**Given exercise:**
Narrow the data below down to the lines containing "doors".

**Stored rows:**
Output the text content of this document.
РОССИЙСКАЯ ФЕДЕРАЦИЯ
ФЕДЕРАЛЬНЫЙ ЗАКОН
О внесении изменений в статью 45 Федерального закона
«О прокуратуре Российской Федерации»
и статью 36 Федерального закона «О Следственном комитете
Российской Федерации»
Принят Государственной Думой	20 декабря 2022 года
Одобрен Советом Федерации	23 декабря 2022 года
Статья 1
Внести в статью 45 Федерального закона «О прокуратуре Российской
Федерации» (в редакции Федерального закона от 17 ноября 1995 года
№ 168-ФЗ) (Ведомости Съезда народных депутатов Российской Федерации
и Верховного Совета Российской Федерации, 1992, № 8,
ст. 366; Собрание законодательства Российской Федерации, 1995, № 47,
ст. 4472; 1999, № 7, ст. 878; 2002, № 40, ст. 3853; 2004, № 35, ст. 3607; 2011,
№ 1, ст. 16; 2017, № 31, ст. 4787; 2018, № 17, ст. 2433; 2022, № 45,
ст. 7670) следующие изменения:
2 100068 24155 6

...

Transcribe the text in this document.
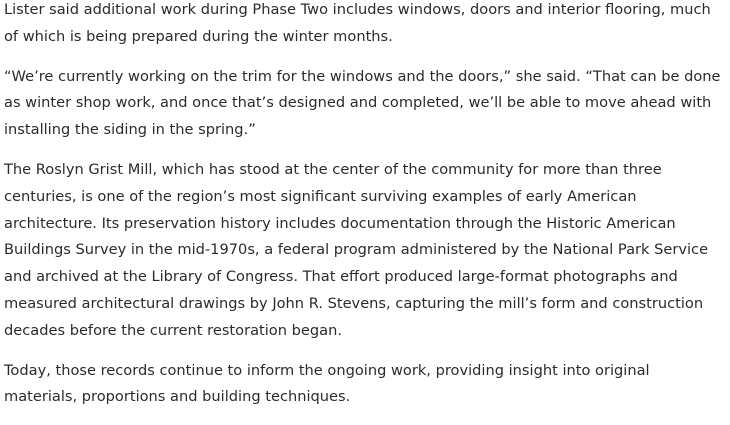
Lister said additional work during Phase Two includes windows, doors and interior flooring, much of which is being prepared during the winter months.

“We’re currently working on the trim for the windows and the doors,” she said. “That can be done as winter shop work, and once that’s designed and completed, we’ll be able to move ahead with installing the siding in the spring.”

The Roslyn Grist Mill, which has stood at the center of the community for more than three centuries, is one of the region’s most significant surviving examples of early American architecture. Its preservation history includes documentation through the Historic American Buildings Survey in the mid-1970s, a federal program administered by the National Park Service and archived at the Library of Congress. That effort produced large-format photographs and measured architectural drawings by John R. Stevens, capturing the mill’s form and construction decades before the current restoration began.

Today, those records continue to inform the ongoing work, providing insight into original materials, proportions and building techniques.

**Solution to this problem:**
Lister said additional work during Phase Two includes windows, doors and interior flooring, much of which is being prepared during the winter months.
“We’re currently working on the trim for the windows and the doors,” she said. “That can be done as winter shop work, and once that’s designed and completed, we’ll be able to move ahead with installing the siding in the spring.”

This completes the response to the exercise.